*** RECORD LIST ***

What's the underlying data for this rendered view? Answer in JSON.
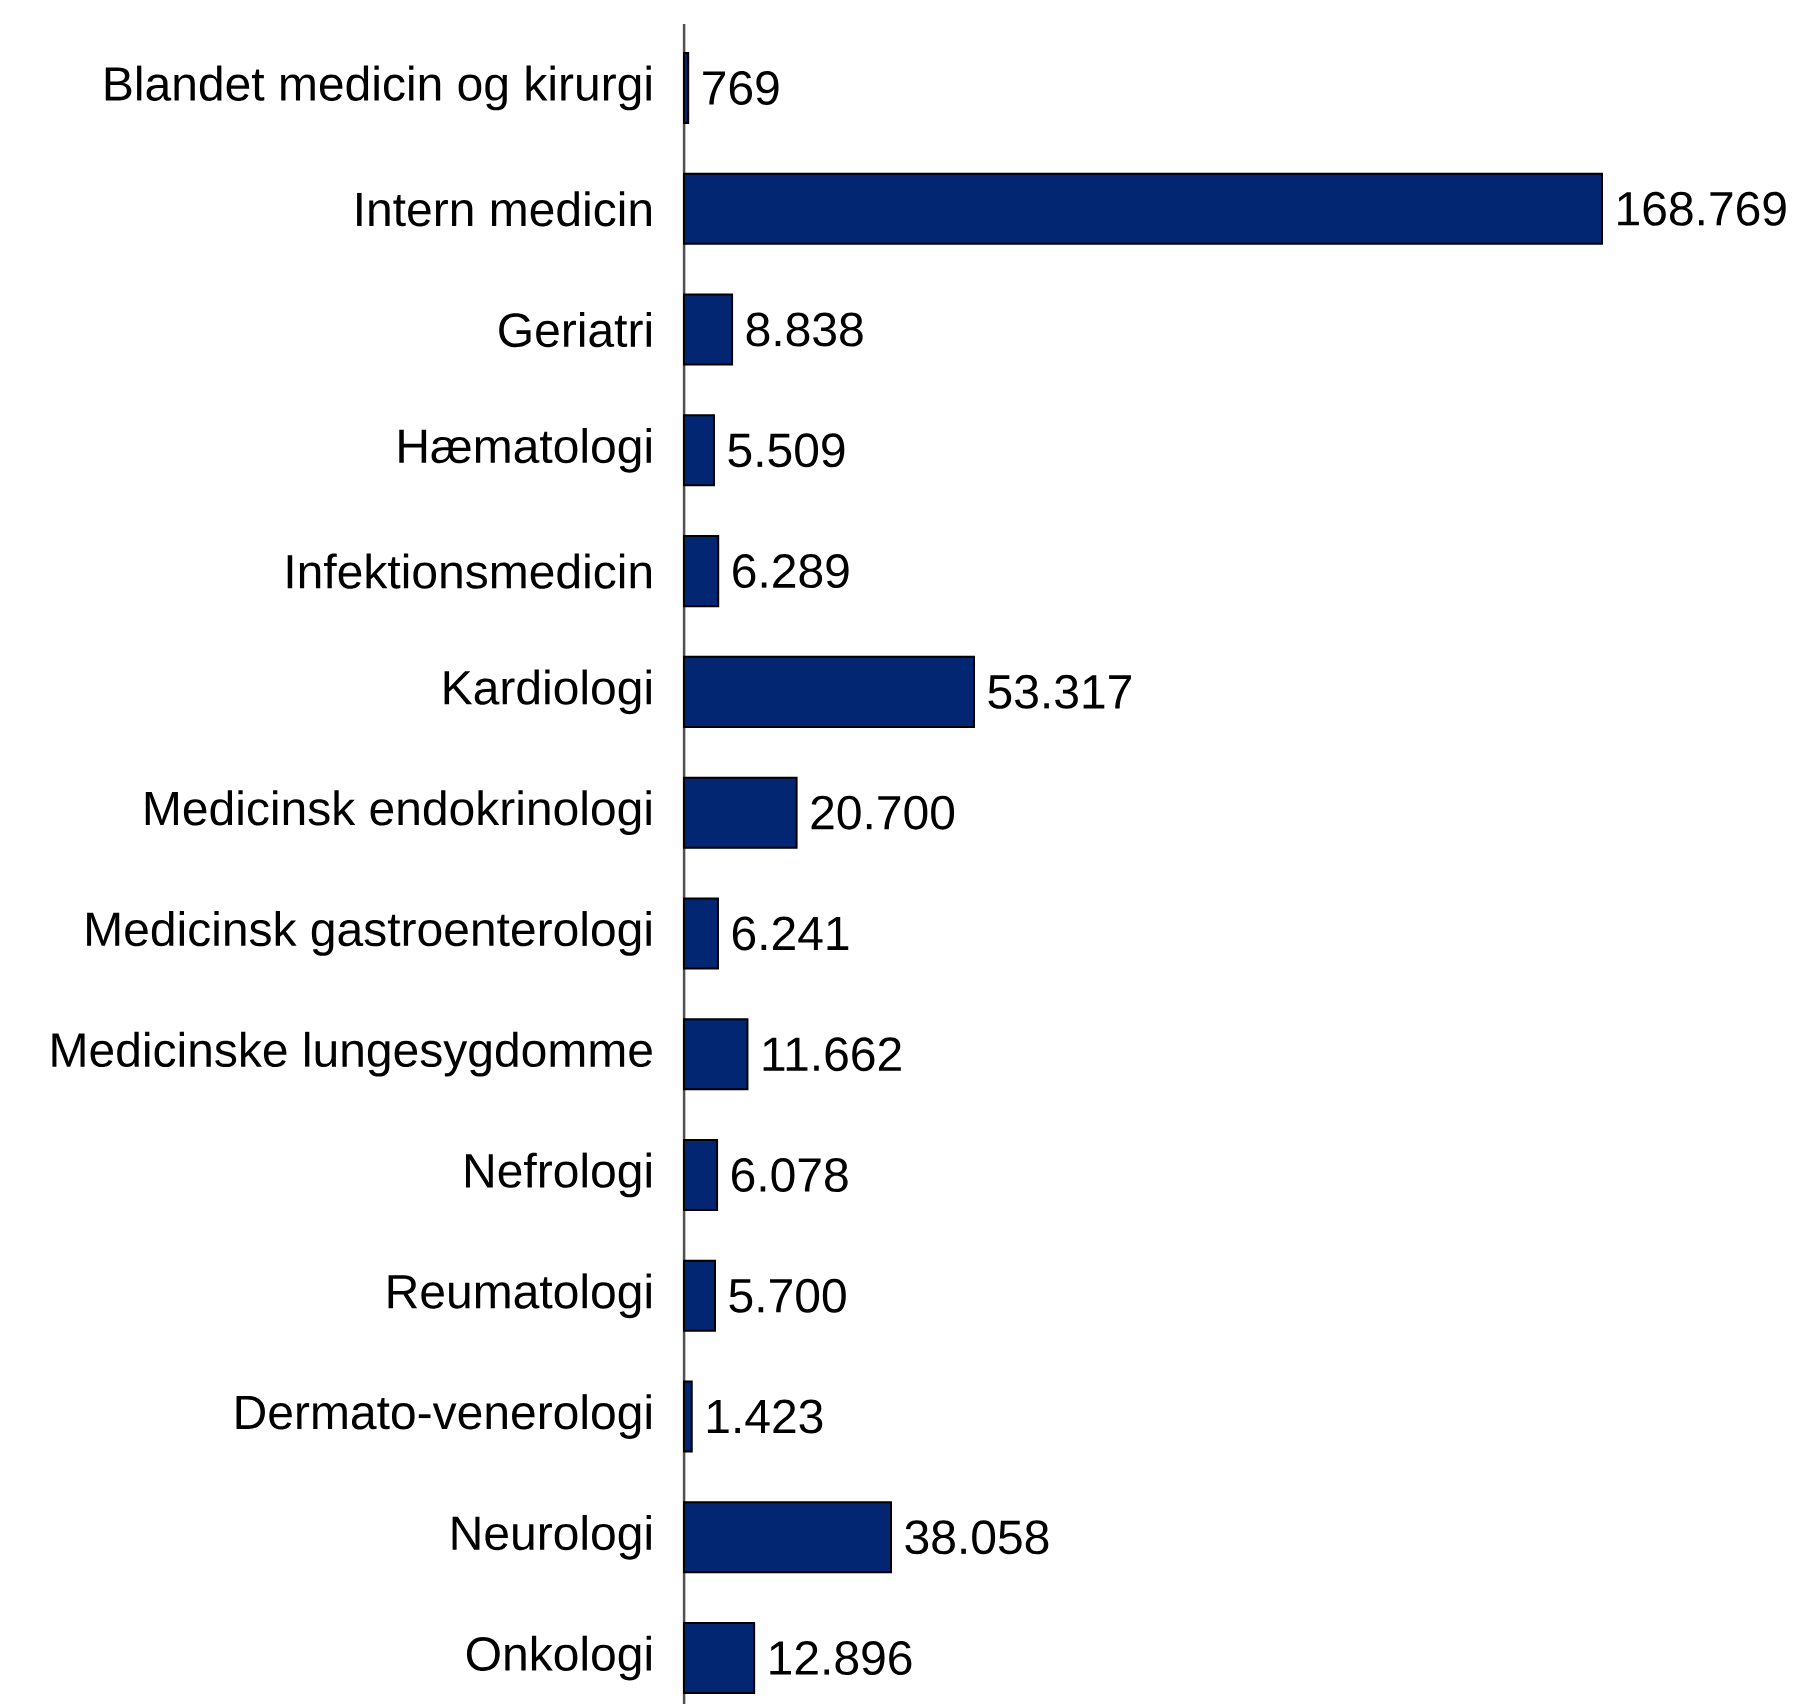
{
  "chart_data": {
    "type": "bar",
    "orientation": "horizontal",
    "categories": [
      "Blandet medicin og kirurgi",
      "Intern medicin",
      "Geriatri",
      "Hæmatologi",
      "Infektionsmedicin",
      "Kardiologi",
      "Medicinsk endokrinologi",
      "Medicinsk gastroenterologi",
      "Medicinske lungesygdomme",
      "Nefrologi",
      "Reumatologi",
      "Dermato-venerologi",
      "Neurologi",
      "Onkologi"
    ],
    "values": [
      769,
      168769,
      8838,
      5509,
      6289,
      53317,
      20700,
      6241,
      11662,
      6078,
      5700,
      1423,
      38058,
      12896
    ],
    "value_labels": [
      "769",
      "168.769",
      "8.838",
      "5.509",
      "6.289",
      "53.317",
      "20.700",
      "6.241",
      "11.662",
      "6.078",
      "5.700",
      "1.423",
      "38.058",
      "12.896"
    ],
    "color": "#022672"
  }
}
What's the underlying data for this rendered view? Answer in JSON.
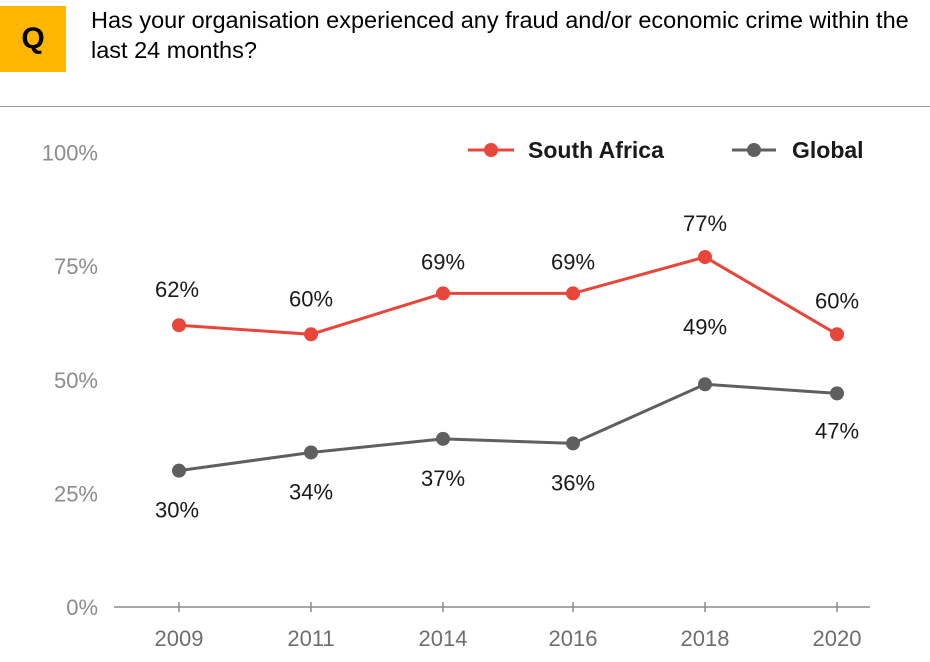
{
  "header": {
    "badge": "Q",
    "question": "Has your organisation experienced any fraud and/or economic crime within the last 24 months?"
  },
  "colors": {
    "badge": "#ffb600",
    "south_africa": "#e8463b",
    "global": "#5f5f5f"
  },
  "chart_data": {
    "type": "line",
    "x": [
      "2009",
      "2011",
      "2014",
      "2016",
      "2018",
      "2020"
    ],
    "yticks": [
      "0%",
      "25%",
      "50%",
      "75%",
      "100%"
    ],
    "ylim": [
      0,
      100
    ],
    "legend_position": "top-right",
    "grid": false,
    "series": [
      {
        "name": "South Africa",
        "values": [
          62,
          60,
          69,
          69,
          77,
          60
        ],
        "labels": [
          "62%",
          "60%",
          "69%",
          "69%",
          "77%",
          "60%"
        ]
      },
      {
        "name": "Global",
        "values": [
          30,
          34,
          37,
          36,
          49,
          47
        ],
        "labels": [
          "30%",
          "34%",
          "37%",
          "36%",
          "49%",
          "47%"
        ]
      }
    ]
  }
}
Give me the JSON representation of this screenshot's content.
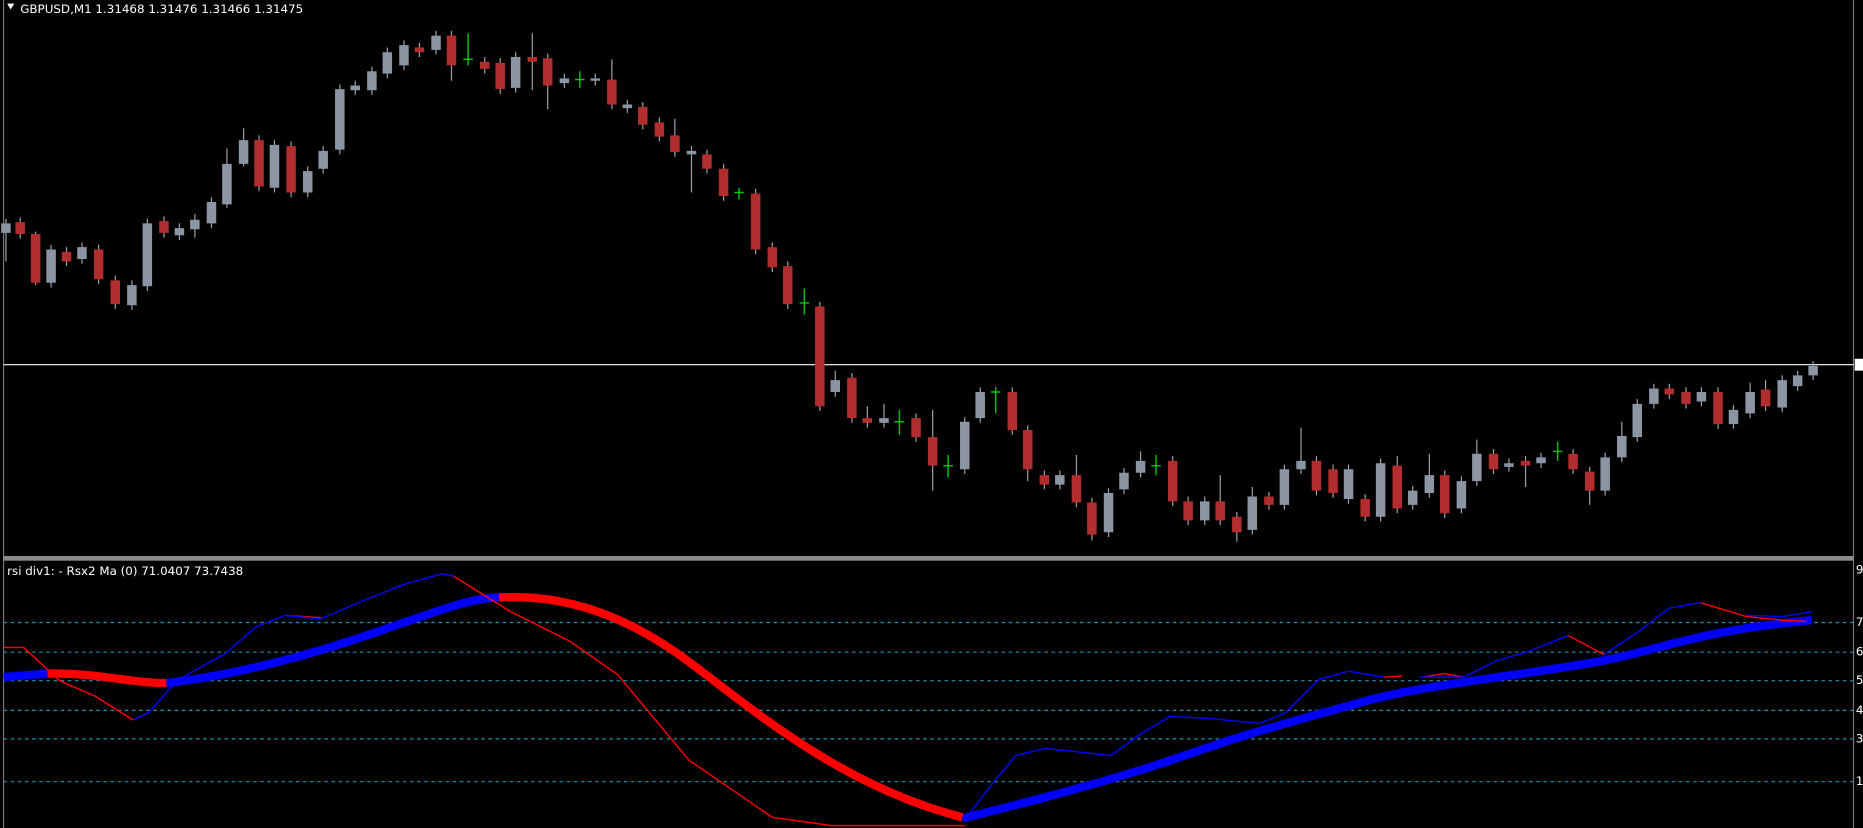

***

PROBLEM
Take the listing above and print it exactly, apart from the pictures.

FINAL RESULT
What's the underlying data for this rendered view? Answer in JSON.
{
  "chart_data": {
    "type": "bar",
    "orientation": "horizontal",
    "categories": [
      "Blandet medicin og kirurgi",
      "Intern medicin",
      "Geriatri",
      "Hæmatologi",
      "Infektionsmedicin",
      "Kardiologi",
      "Medicinsk endokrinologi",
      "Medicinsk gastroenterologi",
      "Medicinske lungesygdomme",
      "Nefrologi",
      "Reumatologi",
      "Dermato-venerologi",
      "Neurologi",
      "Onkologi"
    ],
    "values": [
      769,
      168769,
      8838,
      5509,
      6289,
      53317,
      20700,
      6241,
      11662,
      6078,
      5700,
      1423,
      38058,
      12896
    ],
    "value_labels": [
      "769",
      "168.769",
      "8.838",
      "5.509",
      "6.289",
      "53.317",
      "20.700",
      "6.241",
      "11.662",
      "6.078",
      "5.700",
      "1.423",
      "38.058",
      "12.896"
    ],
    "color": "#022672"
  }
}
What's the underlying data for this rendered view? Answer in JSON.
{
  "header": {
    "badge": "Q",
    "question": "Has your organisation experienced any fraud and/or economic crime within the last 24 months?"
  },
  "colors": {
    "badge": "#ffb600",
    "south_africa": "#e8463b",
    "global": "#5f5f5f"
  },
  "chart_data": {
    "type": "line",
    "x": [
      "2009",
      "2011",
      "2014",
      "2016",
      "2018",
      "2020"
    ],
    "yticks": [
      "0%",
      "25%",
      "50%",
      "75%",
      "100%"
    ],
    "ylim": [
      0,
      100
    ],
    "legend_position": "top-right",
    "grid": false,
    "series": [
      {
        "name": "South Africa",
        "values": [
          62,
          60,
          69,
          69,
          77,
          60
        ],
        "labels": [
          "62%",
          "60%",
          "69%",
          "69%",
          "77%",
          "60%"
        ]
      },
      {
        "name": "Global",
        "values": [
          30,
          34,
          37,
          36,
          49,
          47
        ],
        "labels": [
          "30%",
          "34%",
          "37%",
          "36%",
          "49%",
          "47%"
        ]
      }
    ]
  }
}
Give me the JSON representation of this screenshot's content.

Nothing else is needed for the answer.